Copy each line where the word "Основное" occurs.

Data excerpts
==============================

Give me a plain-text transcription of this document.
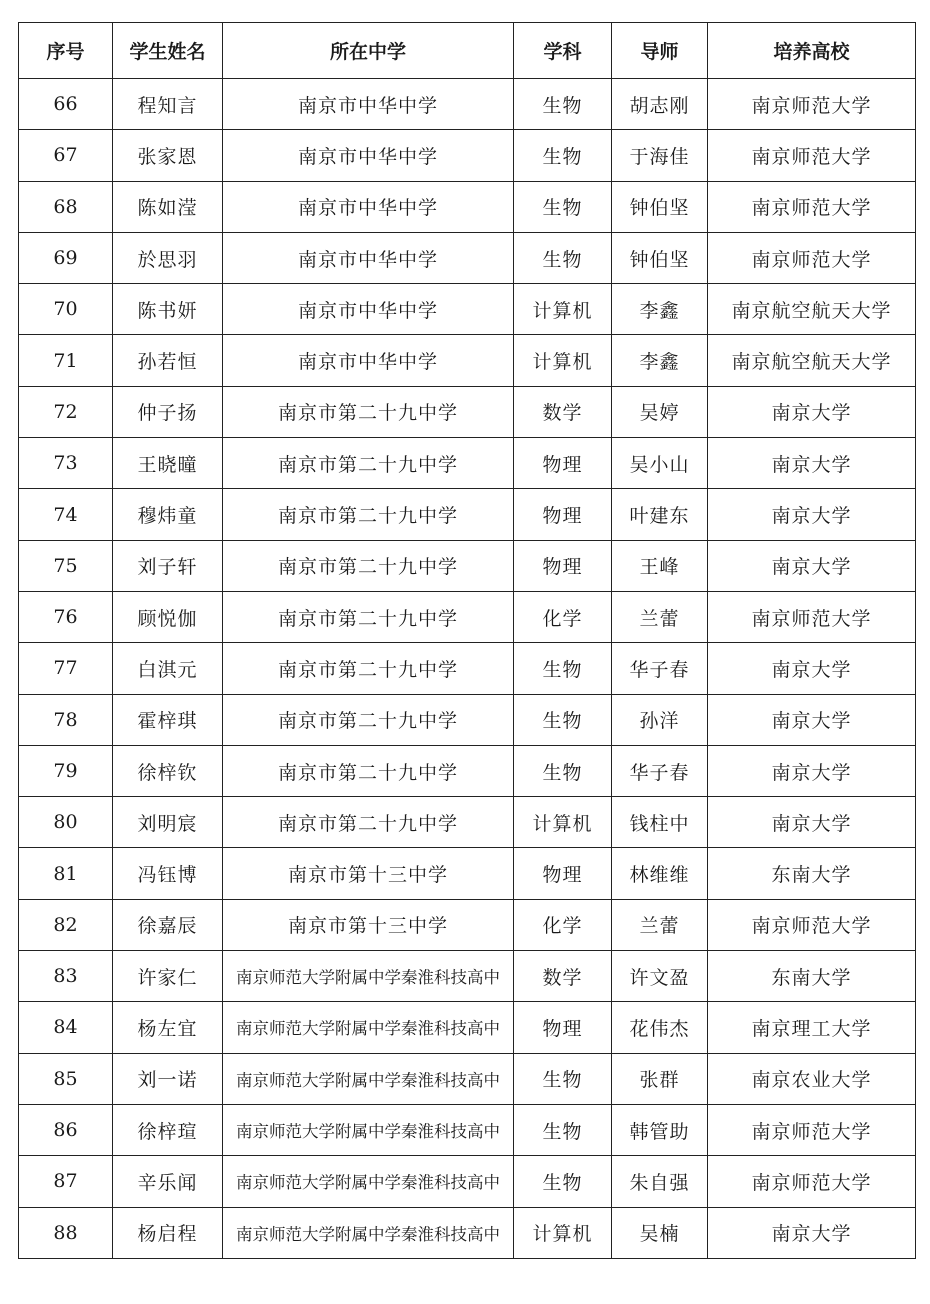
序号	学生姓名	所在中学	学科	导师	培养高校
66	程知言	南京市中华中学	生物	胡志刚	南京师范大学
67	张家恩	南京市中华中学	生物	于海佳	南京师范大学
68	陈如滢	南京市中华中学	生物	钟伯坚	南京师范大学
69	於思羽	南京市中华中学	生物	钟伯坚	南京师范大学
70	陈书妍	南京市中华中学	计算机	李鑫	南京航空航天大学
71	孙若恒	南京市中华中学	计算机	李鑫	南京航空航天大学
72	仲子扬	南京市第二十九中学	数学	吴婷	南京大学
73	王晓曈	南京市第二十九中学	物理	吴小山	南京大学
74	穆炜童	南京市第二十九中学	物理	叶建东	南京大学
75	刘子轩	南京市第二十九中学	物理	王峰	南京大学
76	顾悦伽	南京市第二十九中学	化学	兰蕾	南京师范大学
77	白淇元	南京市第二十九中学	生物	华子春	南京大学
78	霍梓琪	南京市第二十九中学	生物	孙洋	南京大学
79	徐梓钦	南京市第二十九中学	生物	华子春	南京大学
80	刘明宸	南京市第二十九中学	计算机	钱柱中	南京大学
81	冯钰博	南京市第十三中学	物理	林维维	东南大学
82	徐嘉辰	南京市第十三中学	化学	兰蕾	南京师范大学
83	许家仁	南京师范大学附属中学秦淮科技高中	数学	许文盈	东南大学
84	杨左宜	南京师范大学附属中学秦淮科技高中	物理	花伟杰	南京理工大学
85	刘一诺	南京师范大学附属中学秦淮科技高中	生物	张群	南京农业大学
86	徐梓瑄	南京师范大学附属中学秦淮科技高中	生物	韩管助	南京师范大学
87	辛乐闻	南京师范大学附属中学秦淮科技高中	生物	朱自强	南京师范大学
88	杨启程	南京师范大学附属中学秦淮科技高中	计算机	吴楠	南京大学
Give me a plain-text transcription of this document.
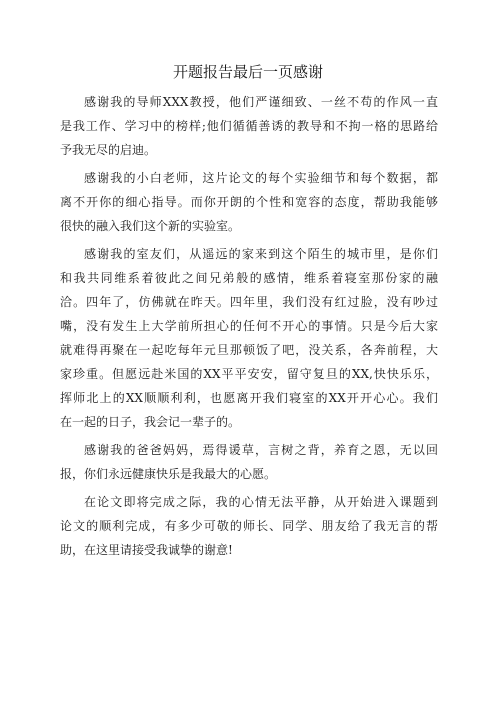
开题报告最后一页感谢
感谢我的导师XXX教授，他们严谨细致、一丝不苟的作风一直
是我工作、学习中的榜样;他们循循善诱的教导和不拘一格的思路给
予我无尽的启迪。
感谢我的小白老师，这片论文的每个实验细节和每个数据，都
离不开你的细心指导。而你开朗的个性和宽容的态度，帮助我能够
很快的融入我们这个新的实验室。
感谢我的室友们，从遥远的家来到这个陌生的城市里，是你们
和我共同维系着彼此之间兄弟般的感情，维系着寝室那份家的融
洽。四年了，仿佛就在昨天。四年里，我们没有红过脸，没有吵过
嘴，没有发生上大学前所担心的任何不开心的事情。只是今后大家
就难得再聚在一起吃每年元旦那顿饭了吧，没关系，各奔前程，大
家珍重。但愿远赴米国的XX平平安安，留守复旦的XX,快快乐乐，
挥师北上的XX顺顺利利，也愿离开我们寝室的XX开开心心。我们
在一起的日子，我会记一辈子的。
感谢我的爸爸妈妈，焉得谖草，言树之背，养育之恩，无以回
报，你们永远健康快乐是我最大的心愿。
在论文即将完成之际，我的心情无法平静，从开始进入课题到
论文的顺利完成，有多少可敬的师长、同学、朋友给了我无言的帮
助，在这里请接受我诚挚的谢意!
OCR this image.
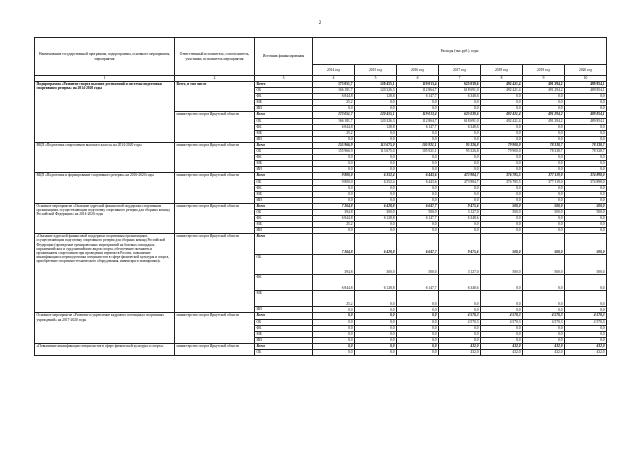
2
Наименование государственной программы, подпрограммы, основного мероприятия, мероприятия	Ответственный исполнитель, соисполнитель, участники, исполнитель мероприятия	Источник финансирования	Расходы (тыс.руб.), годы						
			2014 год	2015 год	2016 год	2017 год	2018 год	2019 год	2020 год
1	2	3	4	5	6	7	8	9	10
Подпрограмма «Развитие спорта высших достижений и системы подготовки спортивного резерва» на 2014-2020 годы	Всего, в том числе	Всего	173 051,7	120 455,1	119 013,4	625 039,6	492 421,4	491 294,2	489 854,1
		ОБ	166 181,7	120 326,3	112 864,7	618 691,0	492 421,4	491 294,2	489 854,1
		ФБ	6 844,8	128,8	6 147,7	6 348,6	0,0	0,0	0,0
		МБ	25,2	0,0	0,0	0,0	0,0	0,0	0,0
		ИИ	0,0	0,0	0,0	0,0	0,0	0,0	0,0
	министерство спорта Иркутской области	Всего	173 051,7	120 455,1	119 013,4	625 039,6	492 421,4	491 294,2	489 854,1
		ОБ	166 181,7	120 326,3	112 864,7	618 691,0	492 421,4	491 294,2	489 854,1
		ФБ	6 844,8	128,8	6 147,7	6 348,6	0,0	0,0	0,0
		МБ	25,2	0,0	0,0	0,0	0,0	0,0	0,0
		ИИ	0,0	0,0	0,0	0,0	0,0	0,0	0,0
ВЦП «Подготовка спортсменов высокого класса» на 2014-2020 годы	министерство спорта Иркутской области	Всего	155 966,9	113 675,0	105 921,1	95 326,8	79 900,0	78 338,7	78 338,7
		ОБ	155 966,9	113 675,0	105 921,1	95 326,8	79 900,0	78 338,7	78 338,7
		ФБ	0,0	0,0	0,0	0,0	0,0	0,0	0,0
		МБ	0,0	0,0	0,0	0,0	0,0	0,0	0,0
		ИИ	0,0	0,0	0,0	0,0	0,0	0,0	0,0
ВЦП «Подготовка и формирование спортивного резерва» на 2016-2020 годы	министерство спорта Иркутской области	Всего	9 800,0	6 352,4	6 443,6	473 984,7	376 785,5	377 119,0	374 898,0
		ОБ	9 800,0	6 352,4	6 443,6	473 984,7	376 785,5	377 119,0	374 898,0
		ФБ	0,0	0,0	0,0	0,0	0,0	0,0	0,0
		МБ	0,0	0,0	0,0	0,0	0,0	0,0	0,0
		ИИ	0,0	0,0	0,0	0,0	0,0	0,0	0,0
Основное мероприятие «Оказание адресной финансовой поддержки спортивным организациям, осуществляющим подготовку спортивного резерва для сборных команд Российской Федерации» на 2014-2020 годы	министерство спорта Иркутской области	Всего	7 264,8	6 428,8	6 647,7	9 475,6	500,0	500,0	500,0
		ОБ	394,8	300,0	500,0	3 127,0	500,0	500,0	500,0
		ФБ	6 844,8	6 128,8	6 147,7	6 348,6	0,0	0,0	0,0
		МБ	25,2	0,0	0,0	0,0	0,0	0,0	0,0
		ИИ	0,0	0,0	0,0	0,0	0,0	0,0	0,0
«Оказание адресной финансовой поддержки спортивным организациям, осуществляющим подготовку спортивного резерва для сборных команд Российской Федерации (проведение тренировочных мероприятий на базовых площадках, паралимпийских и сурдлимпийских видов спорта, обеспечение питанием и проживанием спортсменов при проведении первенств России, повышение квалификации и переподготовка специалистов в сфере физической культуры и спорта, приобретение спортивно-технического оборудования, инвентаря и экипировки)»	министерство спорта Иркутской области	Всего	7 264,8	6 428,8	6 647,7	9 475,6	500,0	500,0	500,0
		ОБ	394,8	300,0	500,0	3 127,0	500,0	500,0	500,0
		ФБ	6 844,8	6 128,8	6 147,7	6 348,6	0,0	0,0	0,0
		МБ	25,2	0,0	0,0	0,0	0,0	0,0	0,0
		ИИ	0,0	0,0	0,0	0,0	0,0	0,0	0,0
Основное мероприятие «Развитие и укрепление кадрового потенциала спортивных учреждений» на 2017-2020 годы	министерство спорта Иркутской области	Всего	0,0	0,0	0,0	4 570,3	4 570,3	4 570,3	4 570,3
		ОБ	0,0	0,0	0,0	4 570,3	4 570,3	4 570,3	4 570,3
		ФБ	0,0	0,0	0,0	0,0	0,0	0,0	0,0
		МБ	0,0	0,0	0,0	0,0	0,0	0,0	0,0
		ИИ	0,0	0,0	0,0	0,0	0,0	0,0	0,0
«Повышение квалификации специалистов в сфере физической культуры и спорта»	министерство спорта Иркутской области	Всего	0,0	0,0	0,0	432,0	432,0	432,0	432,0
		ОБ	0,0	0,0	0,0	432,0	432,0	432,0	432,0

==============================

- [Solution to the exercise]:
Основное мероприятие «Оказание адресной финансовой поддержки спортивным организациям, осуществляющим подготовку спортивного резерва для сборных команд Российской Федерации» на 2014-2020 годы	министерство спорта Иркутской области	Всего	7 264,8	6 428,8	6 647,7	9 475,6	500,0	500,0	500,0
Основное мероприятие «Развитие и укрепление кадрового потенциала спортивных учреждений» на 2017-2020 годы	министерство спорта Иркутской области	Всего	0,0	0,0	0,0	4 570,3	4 570,3	4 570,3	4 570,3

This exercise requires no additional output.